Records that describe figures
━━━━━━━━━━━━━━━━━━━━
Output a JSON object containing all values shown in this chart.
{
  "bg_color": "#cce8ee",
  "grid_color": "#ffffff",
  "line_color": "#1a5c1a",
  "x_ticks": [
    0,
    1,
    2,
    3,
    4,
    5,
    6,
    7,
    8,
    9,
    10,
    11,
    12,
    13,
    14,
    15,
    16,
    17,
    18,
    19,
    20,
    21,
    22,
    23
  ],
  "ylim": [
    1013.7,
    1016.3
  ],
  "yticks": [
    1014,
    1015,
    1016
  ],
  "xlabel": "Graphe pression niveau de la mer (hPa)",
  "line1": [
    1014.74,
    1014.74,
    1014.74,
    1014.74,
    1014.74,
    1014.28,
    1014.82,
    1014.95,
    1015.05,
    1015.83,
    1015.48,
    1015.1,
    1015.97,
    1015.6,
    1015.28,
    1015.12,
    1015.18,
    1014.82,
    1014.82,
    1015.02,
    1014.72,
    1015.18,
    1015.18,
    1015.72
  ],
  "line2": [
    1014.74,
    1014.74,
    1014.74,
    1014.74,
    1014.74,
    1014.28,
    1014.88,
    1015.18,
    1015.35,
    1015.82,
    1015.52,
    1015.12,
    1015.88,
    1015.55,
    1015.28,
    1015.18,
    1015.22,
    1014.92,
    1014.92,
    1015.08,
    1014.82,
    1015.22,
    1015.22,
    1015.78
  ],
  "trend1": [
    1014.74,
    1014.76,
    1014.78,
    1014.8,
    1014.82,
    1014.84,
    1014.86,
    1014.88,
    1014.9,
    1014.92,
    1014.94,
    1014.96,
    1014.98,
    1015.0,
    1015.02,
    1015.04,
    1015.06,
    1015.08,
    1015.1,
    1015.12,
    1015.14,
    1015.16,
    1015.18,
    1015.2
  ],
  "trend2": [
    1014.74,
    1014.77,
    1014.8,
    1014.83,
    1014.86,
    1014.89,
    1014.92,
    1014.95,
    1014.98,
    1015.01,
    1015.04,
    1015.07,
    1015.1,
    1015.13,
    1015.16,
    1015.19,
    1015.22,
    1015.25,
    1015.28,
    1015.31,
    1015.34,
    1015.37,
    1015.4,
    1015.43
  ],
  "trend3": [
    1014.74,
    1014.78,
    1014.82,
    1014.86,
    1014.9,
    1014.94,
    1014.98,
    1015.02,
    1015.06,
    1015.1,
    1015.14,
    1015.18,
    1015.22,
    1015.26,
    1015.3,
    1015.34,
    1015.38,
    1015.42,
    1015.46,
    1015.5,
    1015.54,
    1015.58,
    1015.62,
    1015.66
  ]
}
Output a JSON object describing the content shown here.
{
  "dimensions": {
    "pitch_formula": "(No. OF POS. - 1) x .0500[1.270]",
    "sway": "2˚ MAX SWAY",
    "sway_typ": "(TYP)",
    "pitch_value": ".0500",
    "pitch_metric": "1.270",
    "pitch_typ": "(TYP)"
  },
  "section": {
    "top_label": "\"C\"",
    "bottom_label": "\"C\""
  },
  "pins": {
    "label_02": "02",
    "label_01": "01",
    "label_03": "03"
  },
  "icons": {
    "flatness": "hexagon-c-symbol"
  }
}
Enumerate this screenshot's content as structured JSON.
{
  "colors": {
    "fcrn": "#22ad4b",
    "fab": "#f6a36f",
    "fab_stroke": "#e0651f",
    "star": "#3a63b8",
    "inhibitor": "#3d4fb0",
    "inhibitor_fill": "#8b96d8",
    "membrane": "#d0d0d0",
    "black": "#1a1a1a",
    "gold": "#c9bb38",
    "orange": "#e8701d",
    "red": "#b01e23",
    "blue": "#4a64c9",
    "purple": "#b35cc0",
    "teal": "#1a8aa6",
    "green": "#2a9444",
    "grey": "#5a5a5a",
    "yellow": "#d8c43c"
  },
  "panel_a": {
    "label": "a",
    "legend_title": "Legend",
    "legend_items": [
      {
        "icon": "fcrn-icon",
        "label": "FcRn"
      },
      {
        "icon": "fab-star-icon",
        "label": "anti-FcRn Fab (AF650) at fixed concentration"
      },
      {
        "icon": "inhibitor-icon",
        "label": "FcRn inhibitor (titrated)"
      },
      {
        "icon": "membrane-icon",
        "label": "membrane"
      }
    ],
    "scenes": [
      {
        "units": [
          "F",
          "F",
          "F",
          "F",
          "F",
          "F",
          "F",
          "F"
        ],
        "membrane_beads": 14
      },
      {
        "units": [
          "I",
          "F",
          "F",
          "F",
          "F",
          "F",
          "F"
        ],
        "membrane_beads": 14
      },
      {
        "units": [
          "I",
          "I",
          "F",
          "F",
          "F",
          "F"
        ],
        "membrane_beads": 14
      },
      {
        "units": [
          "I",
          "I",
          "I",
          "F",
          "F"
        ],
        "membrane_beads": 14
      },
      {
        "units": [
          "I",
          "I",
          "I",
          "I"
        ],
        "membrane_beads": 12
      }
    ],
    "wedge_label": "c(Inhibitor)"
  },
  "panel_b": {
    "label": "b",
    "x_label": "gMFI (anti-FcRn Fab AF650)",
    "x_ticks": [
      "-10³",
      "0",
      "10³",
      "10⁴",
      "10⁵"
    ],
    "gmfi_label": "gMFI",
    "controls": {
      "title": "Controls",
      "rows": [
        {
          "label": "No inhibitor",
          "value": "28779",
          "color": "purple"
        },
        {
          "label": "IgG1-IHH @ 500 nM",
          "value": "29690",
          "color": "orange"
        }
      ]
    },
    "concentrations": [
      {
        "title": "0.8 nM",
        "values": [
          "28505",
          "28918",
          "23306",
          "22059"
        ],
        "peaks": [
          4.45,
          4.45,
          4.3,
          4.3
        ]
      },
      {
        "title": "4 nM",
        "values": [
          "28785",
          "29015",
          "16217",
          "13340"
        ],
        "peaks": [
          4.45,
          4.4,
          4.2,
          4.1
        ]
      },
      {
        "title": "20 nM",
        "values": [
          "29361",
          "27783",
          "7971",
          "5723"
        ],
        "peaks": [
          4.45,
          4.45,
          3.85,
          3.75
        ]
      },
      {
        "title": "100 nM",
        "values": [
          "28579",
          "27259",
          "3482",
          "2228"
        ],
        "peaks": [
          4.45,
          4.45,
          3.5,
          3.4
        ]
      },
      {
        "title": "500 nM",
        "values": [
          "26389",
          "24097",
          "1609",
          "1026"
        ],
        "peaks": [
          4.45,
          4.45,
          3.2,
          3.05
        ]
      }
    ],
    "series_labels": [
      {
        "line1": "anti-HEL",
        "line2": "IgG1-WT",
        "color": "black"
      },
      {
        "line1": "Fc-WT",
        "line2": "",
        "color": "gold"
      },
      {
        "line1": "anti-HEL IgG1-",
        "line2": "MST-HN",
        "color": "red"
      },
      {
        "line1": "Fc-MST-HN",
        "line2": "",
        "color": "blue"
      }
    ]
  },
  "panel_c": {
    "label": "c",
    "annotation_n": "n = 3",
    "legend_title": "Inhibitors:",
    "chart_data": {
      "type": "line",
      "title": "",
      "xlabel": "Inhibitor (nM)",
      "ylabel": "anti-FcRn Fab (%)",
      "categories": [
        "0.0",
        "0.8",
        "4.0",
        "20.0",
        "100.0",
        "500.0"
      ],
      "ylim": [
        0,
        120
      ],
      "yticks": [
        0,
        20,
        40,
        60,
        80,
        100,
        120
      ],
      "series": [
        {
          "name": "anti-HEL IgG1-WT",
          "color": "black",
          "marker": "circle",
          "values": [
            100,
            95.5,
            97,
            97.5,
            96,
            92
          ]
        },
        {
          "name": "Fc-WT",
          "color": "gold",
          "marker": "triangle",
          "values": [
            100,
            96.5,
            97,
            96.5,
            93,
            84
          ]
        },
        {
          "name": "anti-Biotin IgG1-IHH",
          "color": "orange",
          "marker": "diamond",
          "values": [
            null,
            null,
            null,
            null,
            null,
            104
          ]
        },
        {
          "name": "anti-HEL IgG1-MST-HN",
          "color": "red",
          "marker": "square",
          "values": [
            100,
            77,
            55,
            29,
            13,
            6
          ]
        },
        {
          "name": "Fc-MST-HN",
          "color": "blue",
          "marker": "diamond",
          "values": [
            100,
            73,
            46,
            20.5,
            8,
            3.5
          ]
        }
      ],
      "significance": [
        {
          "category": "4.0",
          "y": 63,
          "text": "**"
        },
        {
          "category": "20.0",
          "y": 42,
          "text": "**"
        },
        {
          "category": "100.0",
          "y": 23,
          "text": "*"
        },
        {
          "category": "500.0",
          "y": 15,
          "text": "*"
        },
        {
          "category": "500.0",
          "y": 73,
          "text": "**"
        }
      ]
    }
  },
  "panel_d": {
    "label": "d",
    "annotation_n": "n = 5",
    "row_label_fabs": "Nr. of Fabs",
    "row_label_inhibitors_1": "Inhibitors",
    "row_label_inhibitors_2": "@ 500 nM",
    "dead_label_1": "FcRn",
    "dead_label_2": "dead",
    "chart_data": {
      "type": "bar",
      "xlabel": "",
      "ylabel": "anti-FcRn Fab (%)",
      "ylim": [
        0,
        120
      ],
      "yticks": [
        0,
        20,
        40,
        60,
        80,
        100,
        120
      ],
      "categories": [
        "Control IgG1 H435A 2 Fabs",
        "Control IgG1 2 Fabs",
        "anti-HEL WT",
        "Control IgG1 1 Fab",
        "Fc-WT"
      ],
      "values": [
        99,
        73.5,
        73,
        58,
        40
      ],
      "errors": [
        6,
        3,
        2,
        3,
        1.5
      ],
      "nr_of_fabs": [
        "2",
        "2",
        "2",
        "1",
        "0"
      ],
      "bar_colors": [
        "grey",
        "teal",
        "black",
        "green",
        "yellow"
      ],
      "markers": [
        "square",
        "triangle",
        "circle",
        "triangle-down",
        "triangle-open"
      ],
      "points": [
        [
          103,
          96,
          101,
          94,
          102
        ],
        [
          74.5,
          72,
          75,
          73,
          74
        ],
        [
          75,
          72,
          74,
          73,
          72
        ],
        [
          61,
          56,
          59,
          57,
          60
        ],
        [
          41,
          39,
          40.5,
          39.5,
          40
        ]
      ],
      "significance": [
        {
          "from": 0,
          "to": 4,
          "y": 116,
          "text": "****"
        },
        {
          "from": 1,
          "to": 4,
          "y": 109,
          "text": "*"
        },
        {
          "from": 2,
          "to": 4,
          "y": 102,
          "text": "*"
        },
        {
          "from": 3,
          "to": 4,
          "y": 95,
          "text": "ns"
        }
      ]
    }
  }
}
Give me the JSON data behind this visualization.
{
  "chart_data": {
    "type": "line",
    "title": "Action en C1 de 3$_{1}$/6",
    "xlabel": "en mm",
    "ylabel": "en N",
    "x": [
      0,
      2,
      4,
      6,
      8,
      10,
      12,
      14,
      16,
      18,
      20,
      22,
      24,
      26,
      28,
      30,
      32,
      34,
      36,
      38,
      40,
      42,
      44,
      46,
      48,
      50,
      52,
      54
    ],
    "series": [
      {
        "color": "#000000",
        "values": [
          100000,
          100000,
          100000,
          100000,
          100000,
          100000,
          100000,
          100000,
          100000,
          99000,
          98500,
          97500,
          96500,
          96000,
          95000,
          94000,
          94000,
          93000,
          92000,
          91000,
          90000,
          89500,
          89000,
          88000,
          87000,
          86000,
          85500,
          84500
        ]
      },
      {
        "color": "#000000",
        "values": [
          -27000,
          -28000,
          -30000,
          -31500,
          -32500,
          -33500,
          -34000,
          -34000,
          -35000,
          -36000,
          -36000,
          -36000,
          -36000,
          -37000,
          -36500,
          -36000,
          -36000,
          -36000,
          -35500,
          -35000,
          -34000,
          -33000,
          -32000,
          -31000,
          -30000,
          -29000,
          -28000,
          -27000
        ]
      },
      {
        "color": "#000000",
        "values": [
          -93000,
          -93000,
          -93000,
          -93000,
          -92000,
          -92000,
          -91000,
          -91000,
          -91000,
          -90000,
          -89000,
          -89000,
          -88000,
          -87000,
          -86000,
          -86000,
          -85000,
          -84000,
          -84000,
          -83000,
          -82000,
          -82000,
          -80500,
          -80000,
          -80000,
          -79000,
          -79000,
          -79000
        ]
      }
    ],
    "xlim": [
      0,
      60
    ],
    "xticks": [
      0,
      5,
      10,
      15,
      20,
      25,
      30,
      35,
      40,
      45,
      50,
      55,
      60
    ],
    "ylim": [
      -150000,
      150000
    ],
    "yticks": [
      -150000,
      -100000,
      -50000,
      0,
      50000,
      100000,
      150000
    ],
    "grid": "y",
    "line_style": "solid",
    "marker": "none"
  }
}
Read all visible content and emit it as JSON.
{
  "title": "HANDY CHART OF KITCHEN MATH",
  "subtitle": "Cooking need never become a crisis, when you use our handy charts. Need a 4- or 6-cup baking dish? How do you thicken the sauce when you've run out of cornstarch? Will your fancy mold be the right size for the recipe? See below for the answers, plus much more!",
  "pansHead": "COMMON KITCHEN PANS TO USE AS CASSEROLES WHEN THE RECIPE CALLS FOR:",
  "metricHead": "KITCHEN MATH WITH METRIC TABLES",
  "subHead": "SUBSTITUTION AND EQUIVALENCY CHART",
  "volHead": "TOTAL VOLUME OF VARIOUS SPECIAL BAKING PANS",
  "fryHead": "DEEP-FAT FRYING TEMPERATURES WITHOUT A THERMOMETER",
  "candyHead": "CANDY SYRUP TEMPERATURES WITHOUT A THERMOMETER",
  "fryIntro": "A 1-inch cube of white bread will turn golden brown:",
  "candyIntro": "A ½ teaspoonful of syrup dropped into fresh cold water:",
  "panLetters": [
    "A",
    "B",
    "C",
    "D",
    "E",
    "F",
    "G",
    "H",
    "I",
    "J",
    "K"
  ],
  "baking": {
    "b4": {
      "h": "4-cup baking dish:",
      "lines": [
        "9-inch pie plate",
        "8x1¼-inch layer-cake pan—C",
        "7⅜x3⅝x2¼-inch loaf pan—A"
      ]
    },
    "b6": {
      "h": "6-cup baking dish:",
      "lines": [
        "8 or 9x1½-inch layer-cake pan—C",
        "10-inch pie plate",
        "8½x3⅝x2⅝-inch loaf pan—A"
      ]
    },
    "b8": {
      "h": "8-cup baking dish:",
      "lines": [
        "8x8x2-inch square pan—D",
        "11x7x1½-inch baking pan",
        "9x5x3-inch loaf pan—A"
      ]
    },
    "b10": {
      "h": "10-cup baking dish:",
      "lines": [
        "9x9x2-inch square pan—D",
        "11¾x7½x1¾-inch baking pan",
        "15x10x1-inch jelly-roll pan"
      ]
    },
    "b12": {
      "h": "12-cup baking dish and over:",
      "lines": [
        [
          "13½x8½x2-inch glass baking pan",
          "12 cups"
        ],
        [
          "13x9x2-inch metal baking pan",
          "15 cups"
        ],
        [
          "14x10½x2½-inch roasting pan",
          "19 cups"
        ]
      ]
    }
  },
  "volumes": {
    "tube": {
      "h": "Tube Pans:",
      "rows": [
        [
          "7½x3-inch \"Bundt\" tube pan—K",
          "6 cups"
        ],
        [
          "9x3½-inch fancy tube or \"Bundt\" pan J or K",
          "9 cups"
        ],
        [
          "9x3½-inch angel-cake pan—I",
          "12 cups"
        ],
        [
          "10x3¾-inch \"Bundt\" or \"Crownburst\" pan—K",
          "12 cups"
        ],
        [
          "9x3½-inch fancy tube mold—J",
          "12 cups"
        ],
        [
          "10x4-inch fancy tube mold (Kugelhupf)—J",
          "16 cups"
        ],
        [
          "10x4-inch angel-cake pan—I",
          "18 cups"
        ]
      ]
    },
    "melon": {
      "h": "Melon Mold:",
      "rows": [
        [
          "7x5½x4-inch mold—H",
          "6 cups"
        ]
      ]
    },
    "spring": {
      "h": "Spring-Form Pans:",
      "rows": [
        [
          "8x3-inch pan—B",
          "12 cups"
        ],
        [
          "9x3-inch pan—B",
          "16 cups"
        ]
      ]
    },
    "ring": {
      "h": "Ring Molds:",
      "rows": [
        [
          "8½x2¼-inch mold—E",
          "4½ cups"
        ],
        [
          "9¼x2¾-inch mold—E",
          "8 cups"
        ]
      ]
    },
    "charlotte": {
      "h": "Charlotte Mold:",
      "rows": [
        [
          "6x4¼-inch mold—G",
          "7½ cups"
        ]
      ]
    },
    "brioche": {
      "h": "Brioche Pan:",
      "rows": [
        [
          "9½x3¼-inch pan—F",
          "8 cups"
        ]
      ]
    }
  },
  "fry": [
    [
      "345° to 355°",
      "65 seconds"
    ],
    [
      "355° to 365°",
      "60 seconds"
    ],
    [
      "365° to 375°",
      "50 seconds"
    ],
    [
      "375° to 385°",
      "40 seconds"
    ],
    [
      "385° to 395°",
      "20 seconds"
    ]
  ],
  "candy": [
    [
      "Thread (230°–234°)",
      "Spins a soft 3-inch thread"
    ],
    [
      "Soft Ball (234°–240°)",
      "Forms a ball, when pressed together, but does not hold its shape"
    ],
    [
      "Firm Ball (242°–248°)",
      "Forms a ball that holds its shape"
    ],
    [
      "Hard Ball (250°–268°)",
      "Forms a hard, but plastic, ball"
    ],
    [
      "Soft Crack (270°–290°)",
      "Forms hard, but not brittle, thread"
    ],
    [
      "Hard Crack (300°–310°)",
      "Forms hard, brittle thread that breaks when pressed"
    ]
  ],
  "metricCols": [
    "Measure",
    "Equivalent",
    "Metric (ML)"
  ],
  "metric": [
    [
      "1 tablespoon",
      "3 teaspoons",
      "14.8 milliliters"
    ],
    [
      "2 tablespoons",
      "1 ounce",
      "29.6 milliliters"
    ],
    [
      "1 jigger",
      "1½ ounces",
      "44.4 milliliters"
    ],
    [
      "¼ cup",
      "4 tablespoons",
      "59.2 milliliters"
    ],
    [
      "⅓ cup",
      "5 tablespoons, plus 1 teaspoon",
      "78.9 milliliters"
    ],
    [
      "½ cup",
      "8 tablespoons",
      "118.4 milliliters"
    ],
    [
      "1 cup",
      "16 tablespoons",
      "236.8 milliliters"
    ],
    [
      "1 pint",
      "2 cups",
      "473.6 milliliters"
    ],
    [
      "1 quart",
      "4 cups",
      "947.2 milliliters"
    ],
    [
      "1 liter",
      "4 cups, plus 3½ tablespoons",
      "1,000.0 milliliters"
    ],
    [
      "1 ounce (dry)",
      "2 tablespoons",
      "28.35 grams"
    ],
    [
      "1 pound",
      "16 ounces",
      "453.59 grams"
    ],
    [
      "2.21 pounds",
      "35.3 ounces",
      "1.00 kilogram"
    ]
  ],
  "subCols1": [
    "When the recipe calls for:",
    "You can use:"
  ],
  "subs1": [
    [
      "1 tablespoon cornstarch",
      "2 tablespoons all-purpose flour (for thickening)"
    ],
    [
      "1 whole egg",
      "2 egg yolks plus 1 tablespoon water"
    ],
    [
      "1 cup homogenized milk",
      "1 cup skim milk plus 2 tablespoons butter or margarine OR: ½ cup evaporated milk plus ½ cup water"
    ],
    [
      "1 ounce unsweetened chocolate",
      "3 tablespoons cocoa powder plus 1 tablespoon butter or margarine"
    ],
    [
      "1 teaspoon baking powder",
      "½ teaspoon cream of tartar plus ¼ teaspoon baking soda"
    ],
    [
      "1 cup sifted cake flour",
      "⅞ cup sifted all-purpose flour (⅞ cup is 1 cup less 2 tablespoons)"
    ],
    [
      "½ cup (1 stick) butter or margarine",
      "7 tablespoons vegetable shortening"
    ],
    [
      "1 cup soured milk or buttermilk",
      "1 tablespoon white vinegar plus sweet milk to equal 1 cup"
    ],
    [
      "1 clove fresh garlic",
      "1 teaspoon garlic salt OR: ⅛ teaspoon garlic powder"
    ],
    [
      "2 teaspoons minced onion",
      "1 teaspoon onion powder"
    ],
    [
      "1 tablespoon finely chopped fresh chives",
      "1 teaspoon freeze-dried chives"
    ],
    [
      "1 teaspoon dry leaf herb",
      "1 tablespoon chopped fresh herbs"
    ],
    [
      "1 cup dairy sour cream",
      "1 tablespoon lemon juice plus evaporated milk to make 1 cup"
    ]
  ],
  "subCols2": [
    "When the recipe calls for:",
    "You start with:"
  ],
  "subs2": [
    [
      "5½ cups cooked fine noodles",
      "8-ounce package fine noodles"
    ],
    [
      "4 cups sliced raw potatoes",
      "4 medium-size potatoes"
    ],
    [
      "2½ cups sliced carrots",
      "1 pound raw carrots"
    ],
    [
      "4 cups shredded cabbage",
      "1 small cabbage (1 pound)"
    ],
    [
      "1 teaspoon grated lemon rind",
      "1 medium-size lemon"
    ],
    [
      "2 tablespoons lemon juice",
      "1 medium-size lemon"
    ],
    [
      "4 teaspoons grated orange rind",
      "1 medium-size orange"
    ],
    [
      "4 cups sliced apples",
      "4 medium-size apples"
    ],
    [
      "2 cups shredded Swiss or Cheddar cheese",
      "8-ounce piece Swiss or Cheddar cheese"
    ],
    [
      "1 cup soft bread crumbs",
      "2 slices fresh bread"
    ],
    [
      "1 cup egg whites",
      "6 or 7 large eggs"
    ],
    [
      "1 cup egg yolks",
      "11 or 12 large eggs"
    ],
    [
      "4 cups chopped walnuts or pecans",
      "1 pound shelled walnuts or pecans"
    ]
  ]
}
━━━━━━━━━━━━━━━━━━━━
Given request: Identify every line where the string "black" appears.

Expected output:
    "black": "#1a1a1a",
        "color": "black"
          "color": "black",
        "black",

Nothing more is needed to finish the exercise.